Exercícios propostos:
A - Responda às perguntas a seguir com base no artigo sobre a lei anticorrupção:
(i) Em que faculdade Cesar Santolim é professor?
(ii) Em que posição o Brasil estava no ranking da Transparência Internacional em 2011, e entre quantos países?
(iii) No modelo brasileiro, quais são os órgãos de controle externo de contas públicas?
B - Copie fielmente do artigo sobre a lei anticorrupção o trecho que começa em "Em1 ocasião anterior, já" e vai até "têm especial responsabilidade.", incluindo essas palavras.

Texto:
········

A lei anticorrupção e os tribunais de contas

7 de abril de 2017

 

Cesar Santolim
Mestre e Doutor em Direito. Professor da Faculdade de Direito da UFRGS. Auditor Substituto de Conselheiro do TCE/RS

Em1 ocasião anterior, já se destacou o uso do instrumental de Law & Economics como relevante para a compreensão do fenômeno da corrupção.2

Daquele trabalho até este, a classificação do Brasil no ranking da Transparência Internacional sobre percepção de corrupção não se alterou substancialmente. Se em 2011 estava classificado na 73ª posição (entre 183 países), com um índice correspondendo a 3,8 (em uma escala de 0 — altamente corrupto — a 10 — altamente livre de corrupção), em 2013 ficou na 72ª posição (entre 177 países), com um índice de 4,2.3

Esses dados sugerem a importância de encontrar meios adequados ao enfrentamento dessa situação, em relação à qual, parece evidente, os órgãos de controle em geral (e os órgãos de controle externo de contas públicas em particular, que são os Tribunais de Contas, no modelo brasileiro) têm especial responsabilidade.

········

Trechos dos registros:

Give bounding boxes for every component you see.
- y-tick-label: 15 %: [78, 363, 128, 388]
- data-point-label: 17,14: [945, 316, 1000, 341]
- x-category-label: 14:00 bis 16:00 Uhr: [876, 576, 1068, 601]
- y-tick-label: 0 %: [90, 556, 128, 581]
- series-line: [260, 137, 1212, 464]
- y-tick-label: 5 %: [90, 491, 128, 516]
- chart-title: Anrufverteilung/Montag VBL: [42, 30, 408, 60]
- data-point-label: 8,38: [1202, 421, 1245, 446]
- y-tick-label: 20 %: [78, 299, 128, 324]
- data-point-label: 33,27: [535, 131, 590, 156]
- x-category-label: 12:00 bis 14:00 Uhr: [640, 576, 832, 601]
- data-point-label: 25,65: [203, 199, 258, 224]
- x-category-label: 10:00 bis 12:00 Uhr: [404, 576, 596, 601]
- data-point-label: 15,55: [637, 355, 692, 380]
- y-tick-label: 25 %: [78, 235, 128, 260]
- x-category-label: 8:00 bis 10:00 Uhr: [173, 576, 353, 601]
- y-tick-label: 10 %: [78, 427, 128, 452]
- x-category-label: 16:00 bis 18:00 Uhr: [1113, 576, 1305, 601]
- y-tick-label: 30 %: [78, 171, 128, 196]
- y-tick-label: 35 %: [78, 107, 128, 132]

········

Respostas:
A -
(i) Na Faculdade de Direito da UFRGS.
(ii) Na 73ª posição, entre 183 países.
(iii) Os Tribunais de Contas.

B -
Em1 ocasião anterior, já se destacou o uso do instrumental de Law & Economics como relevante para a compreensão do fenômeno da corrupção.2

Daquele trabalho até este, a classificação do Brasil no ranking da Transparência Internacional sobre percepção de corrupção não se alterou substancialmente. Se em 2011 estava classificado na 73ª posição (entre 183 países), com um índice correspondendo a 3,8 (em uma escala de 0 — altamente corrupto — a 10 — altamente livre de corrupção), em 2013 ficou na 72ª posição (entre 177 países), com um índice de 4,2.3

Esses dados sugerem a importância de encontrar meios adequados ao enfrentamento dessa situação, em relação à qual, parece evidente, os órgãos de controle em geral (e os órgãos de controle externo de contas públicas em particular, que são os Tribunais de Contas, no modelo brasileiro) têm especial responsabilidade.